<<<<

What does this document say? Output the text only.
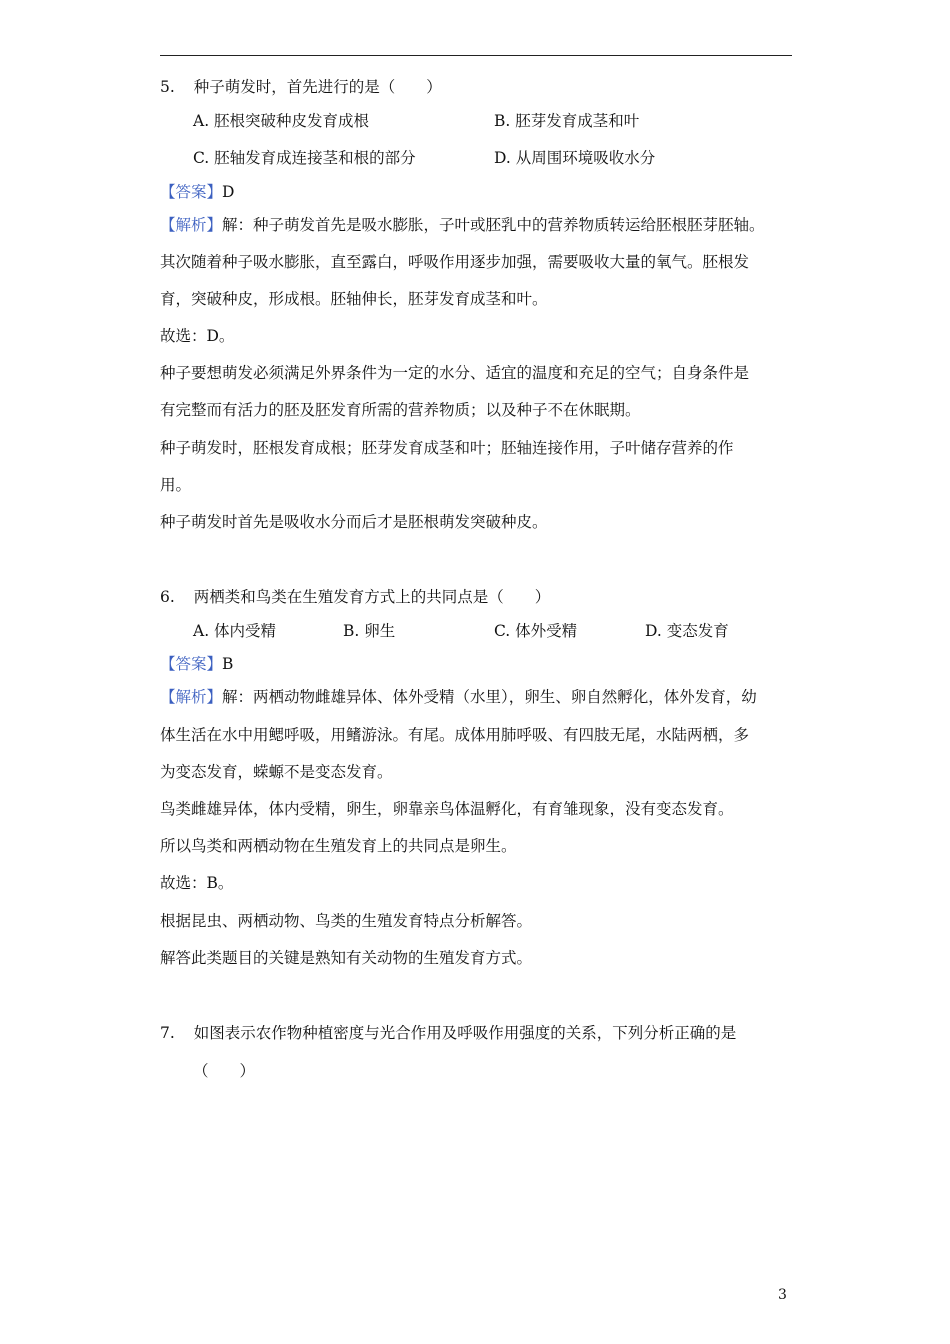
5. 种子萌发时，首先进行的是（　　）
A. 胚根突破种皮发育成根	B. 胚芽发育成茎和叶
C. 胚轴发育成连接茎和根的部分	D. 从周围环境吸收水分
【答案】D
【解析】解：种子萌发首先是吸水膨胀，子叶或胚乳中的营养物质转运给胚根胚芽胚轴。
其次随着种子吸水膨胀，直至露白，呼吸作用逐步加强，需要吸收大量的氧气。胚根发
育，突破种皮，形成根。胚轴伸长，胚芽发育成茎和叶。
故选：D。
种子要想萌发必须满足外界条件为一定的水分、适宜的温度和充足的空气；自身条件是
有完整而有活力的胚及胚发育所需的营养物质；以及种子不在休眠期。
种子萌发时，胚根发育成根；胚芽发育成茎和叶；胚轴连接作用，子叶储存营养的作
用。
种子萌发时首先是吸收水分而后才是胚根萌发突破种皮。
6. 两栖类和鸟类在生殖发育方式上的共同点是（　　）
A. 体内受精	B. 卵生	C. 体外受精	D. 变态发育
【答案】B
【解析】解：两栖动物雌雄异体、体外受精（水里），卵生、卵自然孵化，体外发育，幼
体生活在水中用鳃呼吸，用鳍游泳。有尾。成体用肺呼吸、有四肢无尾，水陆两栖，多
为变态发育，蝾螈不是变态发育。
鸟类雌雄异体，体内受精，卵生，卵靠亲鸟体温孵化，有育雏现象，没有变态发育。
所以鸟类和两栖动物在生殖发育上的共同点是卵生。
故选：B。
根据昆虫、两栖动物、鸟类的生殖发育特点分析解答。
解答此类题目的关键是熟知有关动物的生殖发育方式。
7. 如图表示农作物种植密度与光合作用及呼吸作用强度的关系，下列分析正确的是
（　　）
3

>>>>

◆ **AIM**
In the records above, locate the lines holding the word "体外受精". Copy each of them.

◆ **ANSWER TO THE PROBLEM**
A. 体内受精	B. 卵生	C. 体外受精	D. 变态发育
【解析】解：两栖动物雌雄异体、体外受精（水里），卵生、卵自然孵化，体外发育，幼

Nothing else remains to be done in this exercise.